>> Begin
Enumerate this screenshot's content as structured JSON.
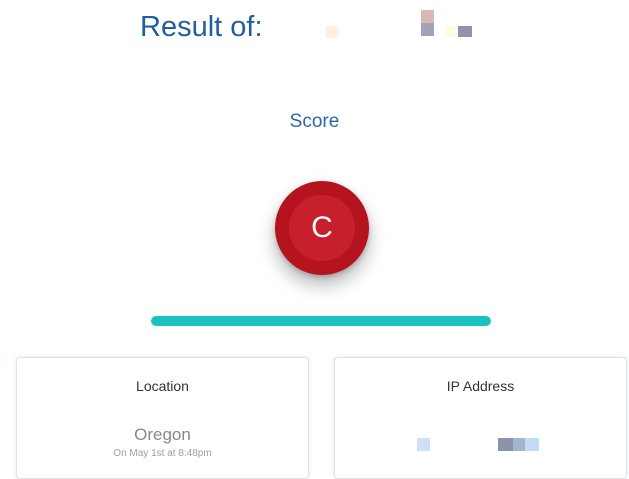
{
  "header": {
    "title": "Result of:"
  },
  "score": {
    "label": "Score",
    "grade": "C",
    "grade_color": "#c7202c",
    "progress_fraction": 1.0,
    "progress_color": "#18c2bd"
  },
  "cards": {
    "location": {
      "heading": "Location",
      "value": "Oregon",
      "timestamp": "On May 1st at 8:48pm"
    },
    "ip": {
      "heading": "IP Address"
    }
  },
  "colors": {
    "title": "#1f5f9f",
    "accent_blue": "#2b6aa8"
  }
}
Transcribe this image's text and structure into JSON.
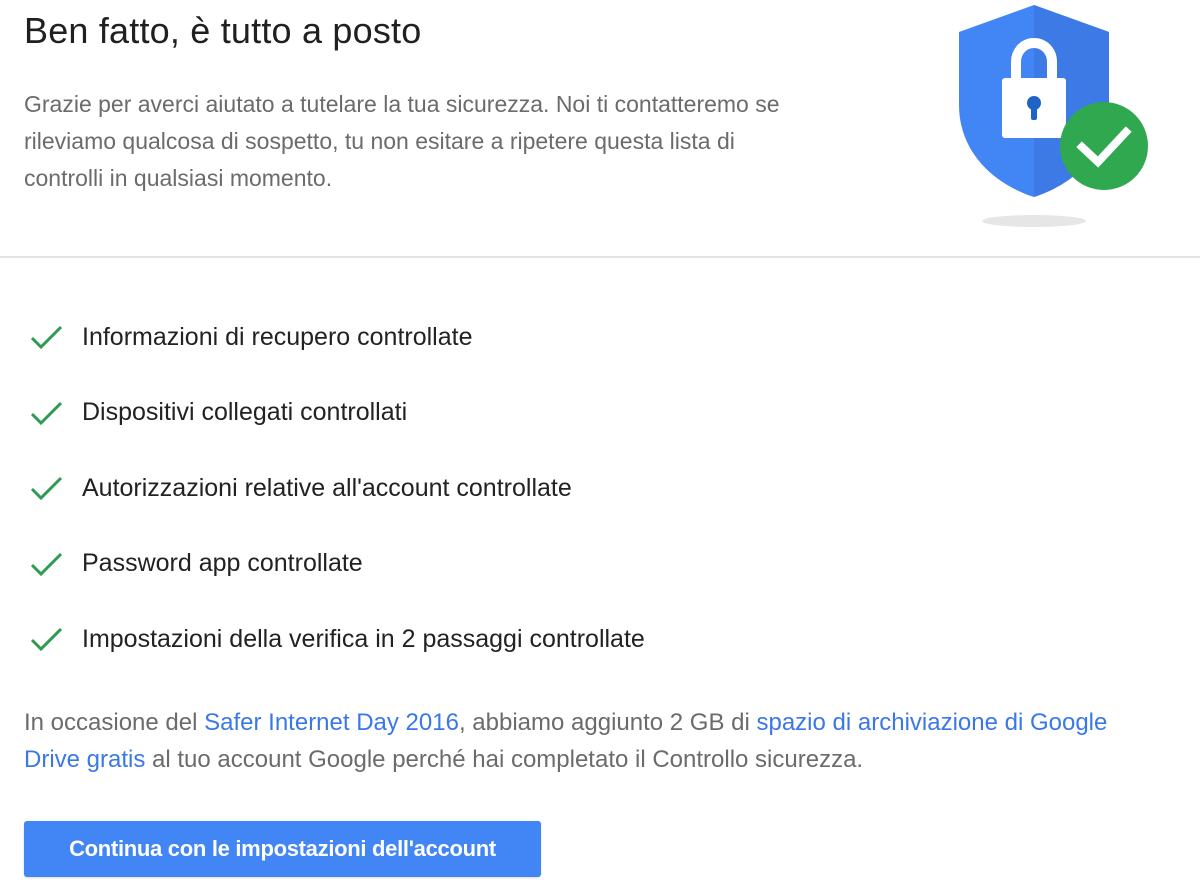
{
  "header": {
    "title": "Ben fatto, è tutto a posto",
    "intro": "Grazie per averci aiutato a tutelare la tua sicurezza. Noi ti contatteremo se rileviamo qualcosa di sospetto, tu non esitare a ripetere questa lista di controlli in qualsiasi momento."
  },
  "illustration": {
    "icon": "shield-lock-check-icon",
    "colors": {
      "shield": "#4285f4",
      "shield_dark": "#3a73d8",
      "lock": "#ffffff",
      "check_badge": "#2fa84f"
    }
  },
  "checks": {
    "icon": "checkmark-icon",
    "color": "#2e9b52",
    "items": [
      {
        "label": "Informazioni di recupero controllate"
      },
      {
        "label": "Dispositivi collegati controllati"
      },
      {
        "label": "Autorizzazioni relative all'account controllate"
      },
      {
        "label": "Password app controllate"
      },
      {
        "label": "Impostazioni della verifica in 2 passaggi controllate"
      }
    ]
  },
  "note": {
    "part1": "In occasione del ",
    "link1": "Safer Internet Day 2016",
    "part2": ", abbiamo aggiunto 2 GB di ",
    "link2": "spazio di archiviazione di Google Drive gratis",
    "part3": " al tuo account Google perché hai completato il Controllo sicurezza.",
    "link_color": "#3b78e7"
  },
  "button": {
    "label": "Continua con le impostazioni dell'account",
    "color": "#4285f4"
  }
}
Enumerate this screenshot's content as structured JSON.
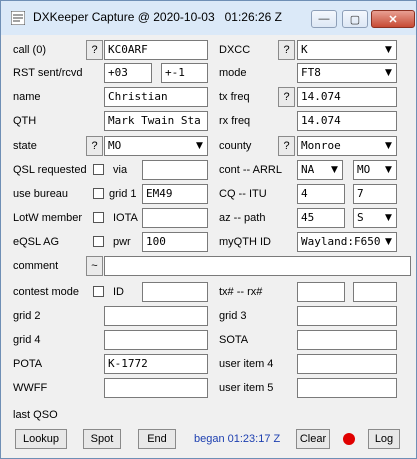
{
  "window": {
    "title": "DXKeeper Capture @ 2020-10-03   01:26:26 Z",
    "minimize_glyph": "—",
    "maximize_glyph": "▢",
    "close_glyph": "✕"
  },
  "help_glyph": "?",
  "combo_arrow": "▼",
  "fields": {
    "call_label": "call (0)",
    "call": "KC0ARF",
    "dxcc_label": "DXCC",
    "dxcc": "K",
    "rst_label": "RST sent/rcvd",
    "rst_sent": "+03",
    "rst_rcvd": "+-1",
    "mode_label": "mode",
    "mode": "FT8",
    "name_label": "name",
    "name": "Christian",
    "txfreq_label": "tx freq",
    "txfreq": "14.074",
    "qth_label": "QTH",
    "qth": "Mark Twain Sta",
    "rxfreq_label": "rx freq",
    "rxfreq": "14.074",
    "state_label": "state",
    "state": "MO",
    "county_label": "county",
    "county": "Monroe",
    "qslreq_label": "QSL requested",
    "via_label": "via",
    "via": "",
    "cont_label": "cont -- ARRL",
    "cont": "NA",
    "arrl": "MO",
    "bureau_label": "use bureau",
    "grid1_label": "grid 1",
    "grid1": "EM49",
    "cq_label": "CQ  -- ITU",
    "cq": "4",
    "itu": "7",
    "lotw_label": "LotW member",
    "iota_label": "IOTA",
    "iota": "",
    "az_label": "az  -- path",
    "az": "45",
    "path": "S",
    "eqsl_label": "eQSL AG",
    "pwr_label": "pwr",
    "pwr": "100",
    "myqth_label": "myQTH ID",
    "myqth": "Wayland:F650",
    "comment_label": "comment",
    "comment_btn": "~",
    "comment": "",
    "contest_label": "contest mode",
    "id_label": "ID",
    "id": "",
    "txrx_label": "tx#  -- rx#",
    "txnum": "",
    "rxnum": "",
    "grid2_label": "grid 2",
    "grid2": "",
    "grid3_label": "grid 3",
    "grid3": "",
    "grid4_label": "grid 4",
    "grid4": "",
    "sota_label": "SOTA",
    "sota": "",
    "pota_label": "POTA",
    "pota": "K-1772",
    "user4_label": "user item 4",
    "user4": "",
    "wwff_label": "WWFF",
    "wwff": "",
    "user5_label": "user item 5",
    "user5": ""
  },
  "last_qso_label": "last QSO",
  "buttons": {
    "lookup": "Lookup",
    "spot": "Spot",
    "end": "End",
    "clear": "Clear",
    "log": "Log"
  },
  "began": "began 01:23:17 Z",
  "colors": {
    "began_text": "#1d3fb0",
    "record_led": "#e00000",
    "titlebar": "#dbe9f8"
  }
}
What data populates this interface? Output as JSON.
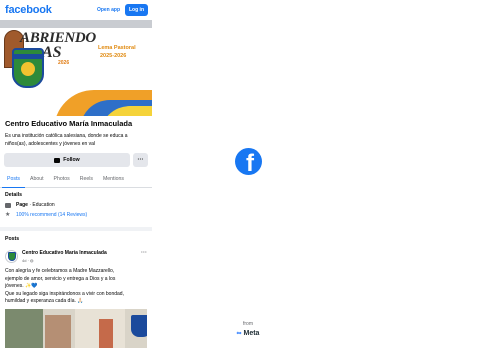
{
  "topbar": {
    "logo": "facebook",
    "open_app": "Open app",
    "login": "Log in"
  },
  "cover": {
    "title_line1": "ABRIENDO",
    "title_line2": "AS",
    "year": "2026",
    "lemo": "Lema Pastoral",
    "lemo_years": "2025-2026"
  },
  "page": {
    "name": "Centro Educativo María Inmaculada",
    "description": "Es una institución católica salesiana, donde se educa a niños(as), adolescentes y jóvenes en val"
  },
  "actions": {
    "follow": "Follow",
    "more": "···"
  },
  "tabs": [
    "Posts",
    "About",
    "Photos",
    "Reels",
    "Mentions"
  ],
  "details": {
    "title": "Details",
    "page_label": "Page",
    "category": "Education",
    "recommend": "100% recommend (14 Reviews)"
  },
  "posts": {
    "title": "Posts",
    "items": [
      {
        "author": "Centro Educativo María Inmaculada",
        "meta": "4d · ",
        "more": "···",
        "text_lines": [
          "Con alegría y fe celebramos a Madre Mazzarello,",
          "ejemplo de amor, servicio y entrega a Dios y a los",
          "jóvenes. ✨💙",
          "Que su legado siga inspirándonos a vivir con bondad,",
          "humildad y esperanza cada día. 🙏🏻"
        ]
      }
    ]
  },
  "footer": {
    "from": "from",
    "meta": "Meta"
  },
  "colors": {
    "brand": "#1877f2",
    "button_bg": "#e4e6eb",
    "muted": "#65676b"
  }
}
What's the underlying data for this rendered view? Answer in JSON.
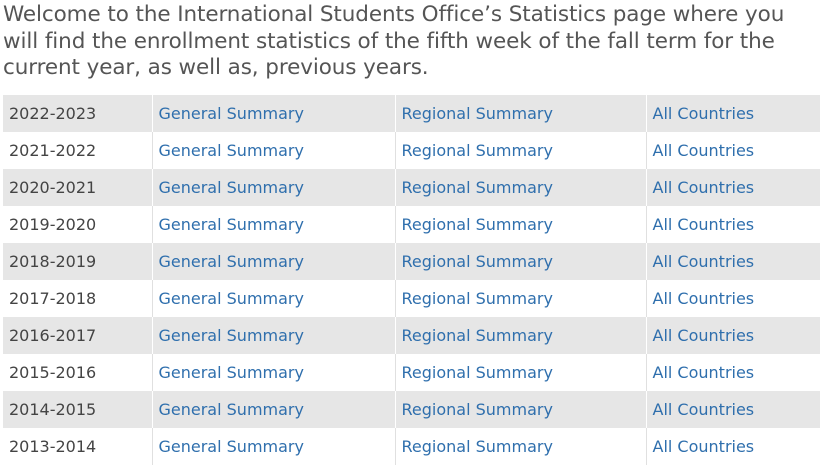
{
  "intro": "Welcome to the International Students Office’s Statistics page where you will find the enrollment statistics of the fifth week of the fall term for the current year, as well as, previous years.",
  "links": {
    "general": "General Summary",
    "regional": "Regional Summary",
    "countries": "All Countries"
  },
  "rows": [
    {
      "year": "2022-2023"
    },
    {
      "year": "2021-2022"
    },
    {
      "year": "2020-2021"
    },
    {
      "year": "2019-2020"
    },
    {
      "year": "2018-2019"
    },
    {
      "year": "2017-2018"
    },
    {
      "year": "2016-2017"
    },
    {
      "year": "2015-2016"
    },
    {
      "year": "2014-2015"
    },
    {
      "year": "2013-2014"
    }
  ],
  "colors": {
    "link": "#2f6fad",
    "text": "#555555",
    "stripe": "#e6e6e6"
  }
}
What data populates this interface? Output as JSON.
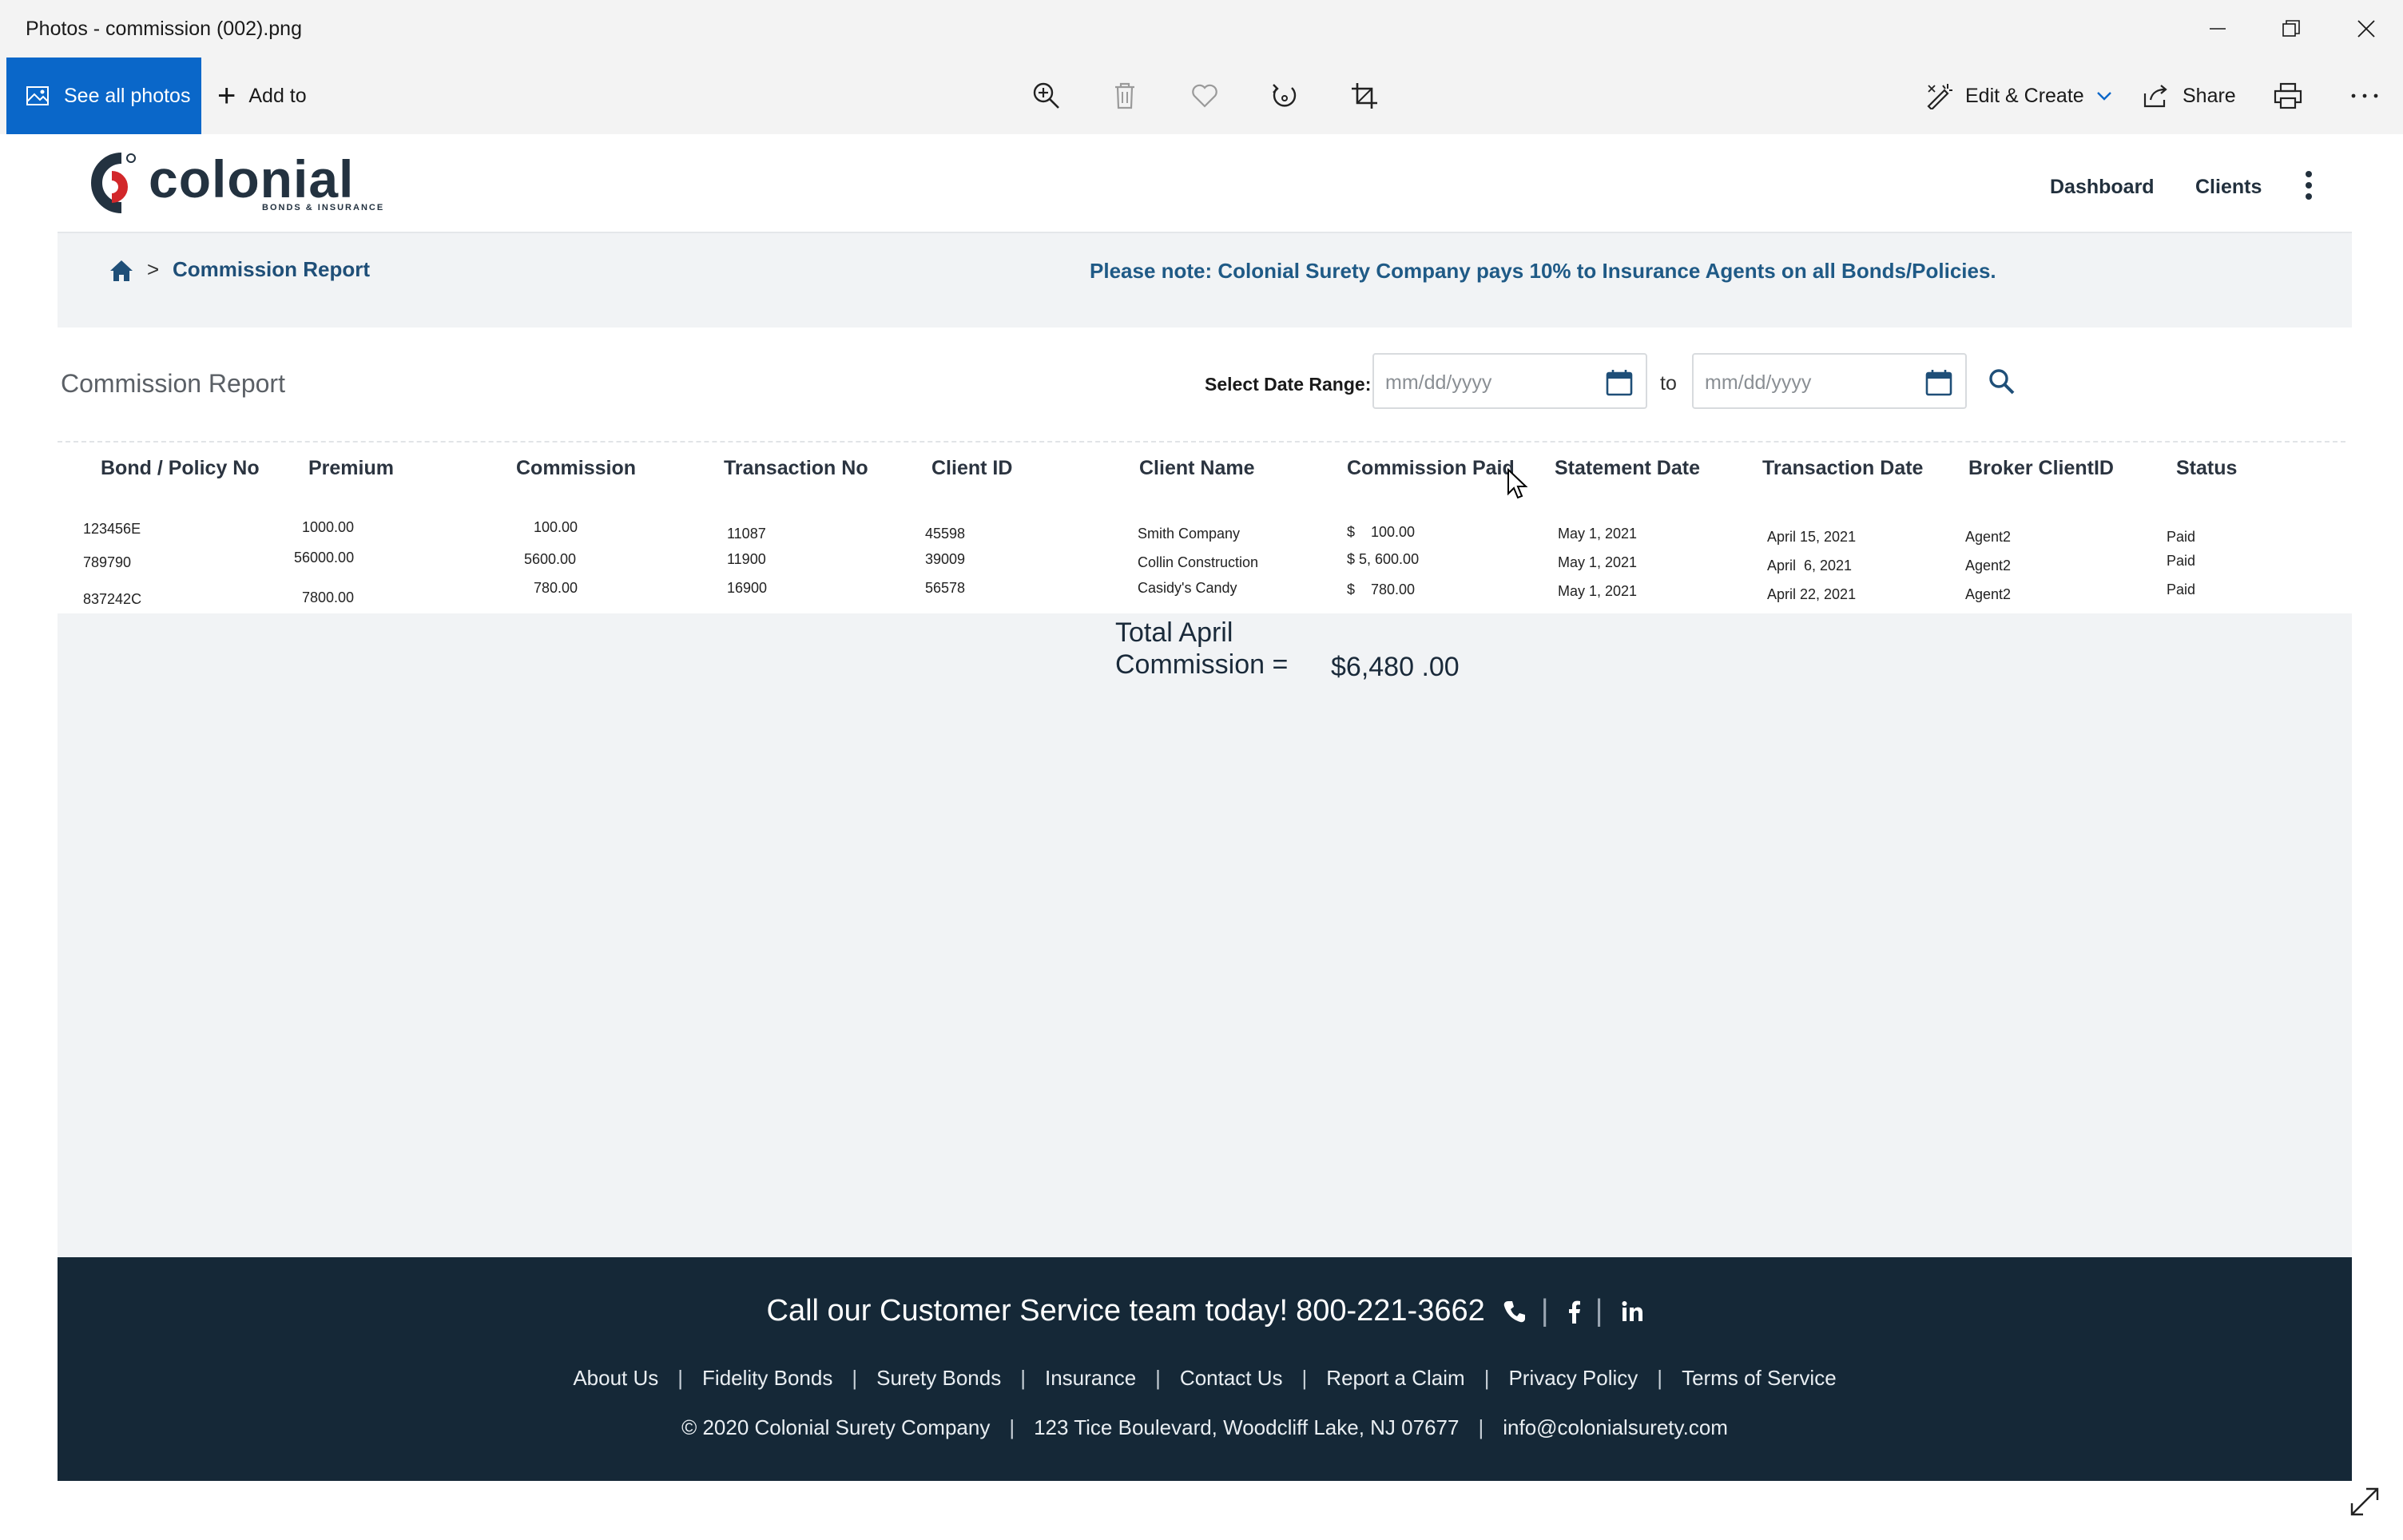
{
  "window": {
    "title": "Photos - commission (002).png"
  },
  "toolbar": {
    "see_all_photos": "See all photos",
    "add_to": "Add to",
    "edit_create": "Edit & Create",
    "share": "Share"
  },
  "site": {
    "logo_word": "colonial",
    "logo_tagline": "BONDS & INSURANCE",
    "nav": [
      "Dashboard",
      "Clients"
    ]
  },
  "breadcrumb": {
    "current": "Commission Report",
    "separator": ">"
  },
  "notice": "Please note: Colonial Surety Company pays 10% to Insurance Agents on all Bonds/Policies.",
  "report": {
    "title": "Commission Report",
    "date_range_label": "Select Date Range:",
    "from_placeholder": "mm/dd/yyyy",
    "to_label": "to",
    "to_placeholder": "mm/dd/yyyy"
  },
  "table": {
    "columns": [
      "Bond / Policy No",
      "Premium",
      "Commission",
      "Transaction No",
      "Client ID",
      "Client Name",
      "Commission Paid",
      "Statement Date",
      "Transaction Date",
      "Broker ClientID",
      "Status"
    ],
    "rows": [
      [
        "123456E",
        "1000.00",
        "100.00",
        "11087",
        "45598",
        "Smith Company",
        "$    100.00",
        "May 1, 2021",
        "April 15, 2021",
        "Agent2",
        "Paid"
      ],
      [
        "789790",
        "56000.00",
        "5600.00",
        "11900",
        "39009",
        "Collin Construction",
        "$ 5, 600.00",
        "May 1, 2021",
        "April  6, 2021",
        "Agent2",
        "Paid"
      ],
      [
        "837242C",
        "7800.00",
        "780.00",
        "16900",
        "56578",
        "Casidy's Candy",
        "$    780.00",
        "May 1, 2021",
        "April 22, 2021",
        "Agent2",
        "Paid"
      ]
    ]
  },
  "summary": {
    "label": "Total April Commission =",
    "value": "$6,480 .00"
  },
  "footer": {
    "cta": "Call our Customer Service team today!",
    "phone": "800-221-3662",
    "links": [
      "About Us",
      "Fidelity Bonds",
      "Surety Bonds",
      "Insurance",
      "Contact Us",
      "Report a Claim",
      "Privacy Policy",
      "Terms of Service"
    ],
    "copyright": "© 2020 Colonial Surety Company",
    "address": "123 Tice Boulevard, Woodcliff Lake, NJ 07677",
    "email": "info@colonialsurety.com",
    "link_separator": "|"
  },
  "colors": {
    "accent": "#0a67c9",
    "brand_dark": "#152837",
    "brand_red": "#d2272a",
    "notice_text": "#1f5a86"
  },
  "icons": [
    "photos-icon",
    "plus-icon",
    "zoom-in-icon",
    "delete-icon",
    "heart-icon",
    "rotate-icon",
    "crop-icon",
    "edit-create-icon",
    "chevron-down-icon",
    "share-icon",
    "print-icon",
    "more-icon",
    "minimize-icon",
    "maximize-icon",
    "close-icon",
    "home-icon",
    "calendar-icon",
    "search-icon",
    "kebab-menu-icon",
    "phone-icon",
    "facebook-icon",
    "linkedin-icon",
    "expand-icon",
    "cursor-icon"
  ]
}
>> End
◆ What to work on: Copy each line that contains the word "yyyy".

◆ Full output:
    "from_placeholder": "mm/dd/yyyy",
    "to_placeholder": "mm/dd/yyyy"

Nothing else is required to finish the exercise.